The records that follow need to be output exactly as they are.

_ _ _

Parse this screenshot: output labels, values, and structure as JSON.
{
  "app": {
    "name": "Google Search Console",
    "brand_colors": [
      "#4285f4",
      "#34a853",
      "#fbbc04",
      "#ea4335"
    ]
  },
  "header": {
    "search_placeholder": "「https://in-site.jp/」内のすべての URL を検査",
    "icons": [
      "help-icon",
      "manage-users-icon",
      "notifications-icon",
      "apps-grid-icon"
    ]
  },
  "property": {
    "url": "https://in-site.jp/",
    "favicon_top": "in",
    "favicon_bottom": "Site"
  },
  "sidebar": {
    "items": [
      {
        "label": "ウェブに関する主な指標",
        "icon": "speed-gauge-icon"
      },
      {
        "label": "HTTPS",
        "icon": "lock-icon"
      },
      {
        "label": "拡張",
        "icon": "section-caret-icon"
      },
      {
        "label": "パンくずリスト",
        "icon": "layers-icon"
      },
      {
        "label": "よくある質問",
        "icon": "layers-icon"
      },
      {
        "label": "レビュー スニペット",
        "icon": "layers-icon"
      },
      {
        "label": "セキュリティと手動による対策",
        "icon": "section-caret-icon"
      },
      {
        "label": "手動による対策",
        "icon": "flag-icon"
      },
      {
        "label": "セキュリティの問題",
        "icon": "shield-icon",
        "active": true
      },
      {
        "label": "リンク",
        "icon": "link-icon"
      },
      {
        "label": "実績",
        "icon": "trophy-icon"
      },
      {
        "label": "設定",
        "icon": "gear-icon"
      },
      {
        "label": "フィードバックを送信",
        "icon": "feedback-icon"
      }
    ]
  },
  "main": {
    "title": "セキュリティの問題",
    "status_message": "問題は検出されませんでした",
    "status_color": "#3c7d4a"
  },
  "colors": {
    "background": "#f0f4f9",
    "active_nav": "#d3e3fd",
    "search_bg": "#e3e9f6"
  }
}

_ _ _

## ANSWER BELOW
Parse this screenshot: output labels, values, and structure as JSON.
{
  "app": {
    "name": "Google Search Console",
    "brand_colors": [
      "#4285f4",
      "#34a853",
      "#fbbc04",
      "#ea4335"
    ]
  },
  "header": {
    "search_placeholder": "「https://in-site.jp/」内のすべての URL を検査",
    "icons": [
      "help-icon",
      "manage-users-icon",
      "notifications-icon",
      "apps-grid-icon"
    ]
  },
  "property": {
    "url": "https://in-site.jp/",
    "favicon_top": "in",
    "favicon_bottom": "Site"
  },
  "sidebar": {
    "items": [
      {
        "label": "ウェブに関する主な指標",
        "icon": "speed-gauge-icon"
      },
      {
        "label": "HTTPS",
        "icon": "lock-icon"
      },
      {
        "label": "拡張",
        "icon": "section-caret-icon"
      },
      {
        "label": "パンくずリスト",
        "icon": "layers-icon"
      },
      {
        "label": "よくある質問",
        "icon": "layers-icon"
      },
      {
        "label": "レビュー スニペット",
        "icon": "layers-icon"
      },
      {
        "label": "セキュリティと手動による対策",
        "icon": "section-caret-icon"
      },
      {
        "label": "手動による対策",
        "icon": "flag-icon"
      },
      {
        "label": "セキュリティの問題",
        "icon": "shield-icon",
        "active": true
      },
      {
        "label": "リンク",
        "icon": "link-icon"
      },
      {
        "label": "実績",
        "icon": "trophy-icon"
      },
      {
        "label": "設定",
        "icon": "gear-icon"
      },
      {
        "label": "フィードバックを送信",
        "icon": "feedback-icon"
      }
    ]
  },
  "main": {
    "title": "セキュリティの問題",
    "status_message": "問題は検出されませんでした",
    "status_color": "#3c7d4a"
  },
  "colors": {
    "background": "#f0f4f9",
    "active_nav": "#d3e3fd",
    "search_bg": "#e3e9f6"
  }
}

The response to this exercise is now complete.